Short task: Your task is to repeat the entries underneath exactly, minus the pictures.
*** Dataset ***
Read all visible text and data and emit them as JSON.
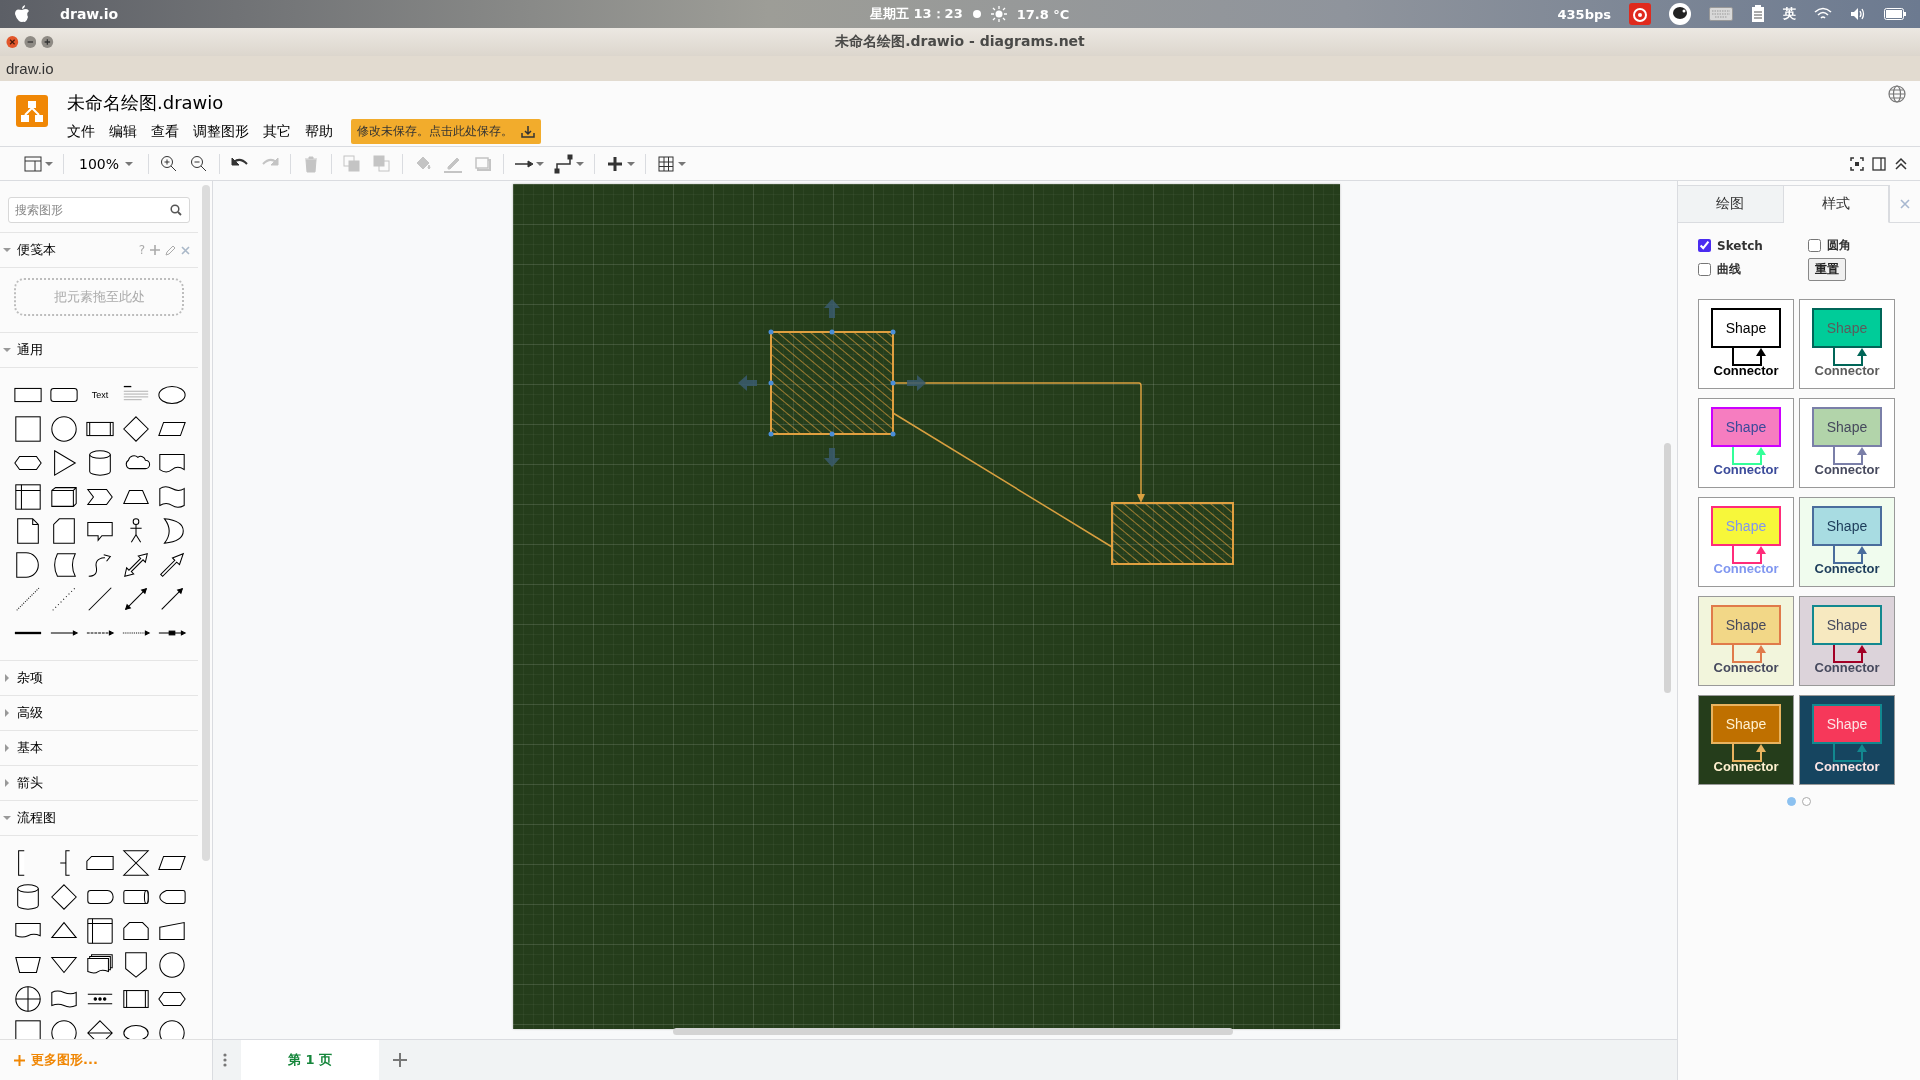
{
  "os_bar": {
    "app": "draw.io",
    "clock": "星期五 13：23",
    "weather": "17.8 °C",
    "net_speed": "435bps",
    "input_method": "英"
  },
  "window": {
    "title": "未命名绘图.drawio - diagrams.net",
    "app_label": "draw.io"
  },
  "header": {
    "file_name": "未命名绘图.drawio",
    "menu": [
      "文件",
      "编辑",
      "查看",
      "调整图形",
      "其它",
      "帮助"
    ],
    "save_notice": "修改未保存。点击此处保存。"
  },
  "toolbar": {
    "zoom": "100%",
    "tools": [
      {
        "kind": "panel",
        "disabled": false
      },
      {
        "kind": "zoom_in",
        "disabled": false
      },
      {
        "kind": "zoom_out",
        "disabled": false
      },
      {
        "kind": "undo",
        "disabled": false
      },
      {
        "kind": "redo",
        "disabled": true
      },
      {
        "kind": "delete",
        "disabled": true
      },
      {
        "kind": "to_front",
        "disabled": true
      },
      {
        "kind": "to_back",
        "disabled": true
      },
      {
        "kind": "fill",
        "disabled": true
      },
      {
        "kind": "line_color",
        "disabled": true
      },
      {
        "kind": "shadow",
        "disabled": true
      },
      {
        "kind": "connection",
        "disabled": false
      },
      {
        "kind": "waypoint",
        "disabled": false
      },
      {
        "kind": "insert",
        "disabled": false
      },
      {
        "kind": "table",
        "disabled": false
      }
    ]
  },
  "sidebar": {
    "search": {
      "placeholder": "搜索图形"
    },
    "sections": [
      {
        "kind": "scratchpad",
        "title": "便笺本",
        "expanded": true,
        "help": "?",
        "drop_hint": "把元素拖至此处"
      },
      {
        "kind": "general",
        "title": "通用",
        "expanded": true,
        "text_shape": "Text"
      },
      {
        "kind": "library",
        "title": "杂项",
        "expanded": false
      },
      {
        "kind": "library",
        "title": "高级",
        "expanded": false
      },
      {
        "kind": "library",
        "title": "基本",
        "expanded": false
      },
      {
        "kind": "library",
        "title": "箭头",
        "expanded": false
      },
      {
        "kind": "flowchart",
        "title": "流程图",
        "expanded": true
      }
    ],
    "more_shapes": "更多图形..."
  },
  "diagram": {
    "shapes": [
      {
        "selected": true
      },
      {
        "selected": false
      }
    ]
  },
  "page_tabs": [
    {
      "label": "第 1 页",
      "selected": true
    }
  ],
  "format_panel": {
    "tabs": [
      {
        "label": "绘图",
        "selected": false
      },
      {
        "label": "样式",
        "selected": true
      }
    ],
    "options": [
      {
        "label": "Sketch",
        "checked": true
      },
      {
        "label": "圆角",
        "checked": false
      },
      {
        "label": "曲线",
        "checked": false
      }
    ],
    "reset_button": "重置",
    "swatches": [
      {
        "color": "#ffffff",
        "font": {
          "color": "#000000"
        },
        "shape": {
          "label": "Shape",
          "color": "#ffffff",
          "outline": {
            "color": "#000000"
          }
        },
        "connector": {
          "label": "Connector",
          "color": "#000000"
        }
      },
      {
        "color": "#ffffff",
        "font": {
          "color": "#5c5c5c"
        },
        "shape": {
          "label": "Shape",
          "color": "#00cc99",
          "outline": {
            "color": "#006658"
          }
        },
        "connector": {
          "label": "Connector",
          "color": "#006658"
        }
      },
      {
        "color": "#ffffff",
        "font": {
          "color": "#3a4a9a"
        },
        "shape": {
          "label": "Shape",
          "color": "#f67dc0",
          "outline": {
            "color": "#cc00ff"
          }
        },
        "connector": {
          "label": "Connector",
          "color": "#33ff99"
        }
      },
      {
        "color": "#ffffff",
        "font": {
          "color": "#46495d"
        },
        "shape": {
          "label": "Shape",
          "color": "#b2d4aa",
          "outline": {
            "color": "#7a7fa8"
          }
        },
        "connector": {
          "label": "Connector",
          "color": "#7a7fa8"
        }
      },
      {
        "color": "#ffffff",
        "font": {
          "color": "#7f96f0"
        },
        "shape": {
          "label": "Shape",
          "color": "#f7f73a",
          "outline": {
            "color": "#ff2c7a"
          }
        },
        "connector": {
          "label": "Connector",
          "color": "#ff2c7a"
        }
      },
      {
        "color": "#f0fcee",
        "font": {
          "color": "#1c3c5a"
        },
        "shape": {
          "label": "Shape",
          "color": "#a8dce2",
          "outline": {
            "color": "#4a6d9c"
          }
        },
        "connector": {
          "label": "Connector",
          "color": "#4a6d9c"
        }
      },
      {
        "color": "#f2f5dc",
        "font": {
          "color": "#46495d"
        },
        "shape": {
          "label": "Shape",
          "color": "#f2d787",
          "outline": {
            "color": "#e07a4a"
          }
        },
        "connector": {
          "label": "Connector",
          "color": "#e07a4a"
        }
      },
      {
        "color": "#dcd3da",
        "font": {
          "color": "#46495d"
        },
        "shape": {
          "label": "Shape",
          "color": "#f7e9c0",
          "outline": {
            "color": "#12888f"
          }
        },
        "connector": {
          "label": "Connector",
          "color": "#a20025"
        }
      },
      {
        "color": "#253d1b",
        "font": {
          "color": "#fff1d0"
        },
        "shape": {
          "label": "Shape",
          "color": "#bf7000",
          "outline": {
            "color": "#e9b35f"
          }
        },
        "connector": {
          "label": "Connector",
          "color": "#e9b35f"
        }
      },
      {
        "color": "#164560",
        "font": {
          "color": "#fce6e6"
        },
        "shape": {
          "label": "Shape",
          "color": "#f6385a",
          "outline": {
            "color": "#12888f"
          }
        },
        "connector": {
          "label": "Connector",
          "color": "#12888f"
        }
      }
    ],
    "pages": [
      {
        "selected": true
      },
      {
        "selected": false
      }
    ]
  }
}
***
Finished exercise:
Read all visible text and data and emit them as JSON.
{
  "os_bar": {
    "app": "draw.io",
    "clock": "星期五 13：23",
    "weather": "17.8 °C",
    "net_speed": "435bps",
    "input_method": "英"
  },
  "window": {
    "title": "未命名绘图.drawio - diagrams.net",
    "app_label": "draw.io"
  },
  "header": {
    "file_name": "未命名绘图.drawio",
    "menu": [
      "文件",
      "编辑",
      "查看",
      "调整图形",
      "其它",
      "帮助"
    ],
    "save_notice": "修改未保存。点击此处保存。"
  },
  "toolbar": {
    "zoom": "100%",
    "tools": [
      {
        "kind": "panel",
        "disabled": false
      },
      {
        "kind": "zoom_in",
        "disabled": false
      },
      {
        "kind": "zoom_out",
        "disabled": false
      },
      {
        "kind": "undo",
        "disabled": false
      },
      {
        "kind": "redo",
        "disabled": true
      },
      {
        "kind": "delete",
        "disabled": true
      },
      {
        "kind": "to_front",
        "disabled": true
      },
      {
        "kind": "to_back",
        "disabled": true
      },
      {
        "kind": "fill",
        "disabled": true
      },
      {
        "kind": "line_color",
        "disabled": true
      },
      {
        "kind": "shadow",
        "disabled": true
      },
      {
        "kind": "connection",
        "disabled": false
      },
      {
        "kind": "waypoint",
        "disabled": false
      },
      {
        "kind": "insert",
        "disabled": false
      },
      {
        "kind": "table",
        "disabled": false
      }
    ]
  },
  "sidebar": {
    "search": {
      "placeholder": "搜索图形"
    },
    "sections": [
      {
        "kind": "scratchpad",
        "title": "便笺本",
        "expanded": true,
        "help": "?",
        "drop_hint": "把元素拖至此处"
      },
      {
        "kind": "general",
        "title": "通用",
        "expanded": true,
        "text_shape": "Text"
      },
      {
        "kind": "library",
        "title": "杂项",
        "expanded": false
      },
      {
        "kind": "library",
        "title": "高级",
        "expanded": false
      },
      {
        "kind": "library",
        "title": "基本",
        "expanded": false
      },
      {
        "kind": "library",
        "title": "箭头",
        "expanded": false
      },
      {
        "kind": "flowchart",
        "title": "流程图",
        "expanded": true
      }
    ],
    "more_shapes": "更多图形..."
  },
  "diagram": {
    "shapes": [
      {
        "selected": true
      },
      {
        "selected": false
      }
    ]
  },
  "page_tabs": [
    {
      "label": "第 1 页",
      "selected": true
    }
  ],
  "format_panel": {
    "tabs": [
      {
        "label": "绘图",
        "selected": false
      },
      {
        "label": "样式",
        "selected": true
      }
    ],
    "options": [
      {
        "label": "Sketch",
        "checked": true
      },
      {
        "label": "圆角",
        "checked": false
      },
      {
        "label": "曲线",
        "checked": false
      }
    ],
    "reset_button": "重置",
    "swatches": [
      {
        "color": "#ffffff",
        "font": {
          "color": "#000000"
        },
        "shape": {
          "label": "Shape",
          "color": "#ffffff",
          "outline": {
            "color": "#000000"
          }
        },
        "connector": {
          "label": "Connector",
          "color": "#000000"
        }
      },
      {
        "color": "#ffffff",
        "font": {
          "color": "#5c5c5c"
        },
        "shape": {
          "label": "Shape",
          "color": "#00cc99",
          "outline": {
            "color": "#006658"
          }
        },
        "connector": {
          "label": "Connector",
          "color": "#006658"
        }
      },
      {
        "color": "#ffffff",
        "font": {
          "color": "#3a4a9a"
        },
        "shape": {
          "label": "Shape",
          "color": "#f67dc0",
          "outline": {
            "color": "#cc00ff"
          }
        },
        "connector": {
          "label": "Connector",
          "color": "#33ff99"
        }
      },
      {
        "color": "#ffffff",
        "font": {
          "color": "#46495d"
        },
        "shape": {
          "label": "Shape",
          "color": "#b2d4aa",
          "outline": {
            "color": "#7a7fa8"
          }
        },
        "connector": {
          "label": "Connector",
          "color": "#7a7fa8"
        }
      },
      {
        "color": "#ffffff",
        "font": {
          "color": "#7f96f0"
        },
        "shape": {
          "label": "Shape",
          "color": "#f7f73a",
          "outline": {
            "color": "#ff2c7a"
          }
        },
        "connector": {
          "label": "Connector",
          "color": "#ff2c7a"
        }
      },
      {
        "color": "#f0fcee",
        "font": {
          "color": "#1c3c5a"
        },
        "shape": {
          "label": "Shape",
          "color": "#a8dce2",
          "outline": {
            "color": "#4a6d9c"
          }
        },
        "connector": {
          "label": "Connector",
          "color": "#4a6d9c"
        }
      },
      {
        "color": "#f2f5dc",
        "font": {
          "color": "#46495d"
        },
        "shape": {
          "label": "Shape",
          "color": "#f2d787",
          "outline": {
            "color": "#e07a4a"
          }
        },
        "connector": {
          "label": "Connector",
          "color": "#e07a4a"
        }
      },
      {
        "color": "#dcd3da",
        "font": {
          "color": "#46495d"
        },
        "shape": {
          "label": "Shape",
          "color": "#f7e9c0",
          "outline": {
            "color": "#12888f"
          }
        },
        "connector": {
          "label": "Connector",
          "color": "#a20025"
        }
      },
      {
        "color": "#253d1b",
        "font": {
          "color": "#fff1d0"
        },
        "shape": {
          "label": "Shape",
          "color": "#bf7000",
          "outline": {
            "color": "#e9b35f"
          }
        },
        "connector": {
          "label": "Connector",
          "color": "#e9b35f"
        }
      },
      {
        "color": "#164560",
        "font": {
          "color": "#fce6e6"
        },
        "shape": {
          "label": "Shape",
          "color": "#f6385a",
          "outline": {
            "color": "#12888f"
          }
        },
        "connector": {
          "label": "Connector",
          "color": "#12888f"
        }
      }
    ],
    "pages": [
      {
        "selected": true
      },
      {
        "selected": false
      }
    ]
  }
}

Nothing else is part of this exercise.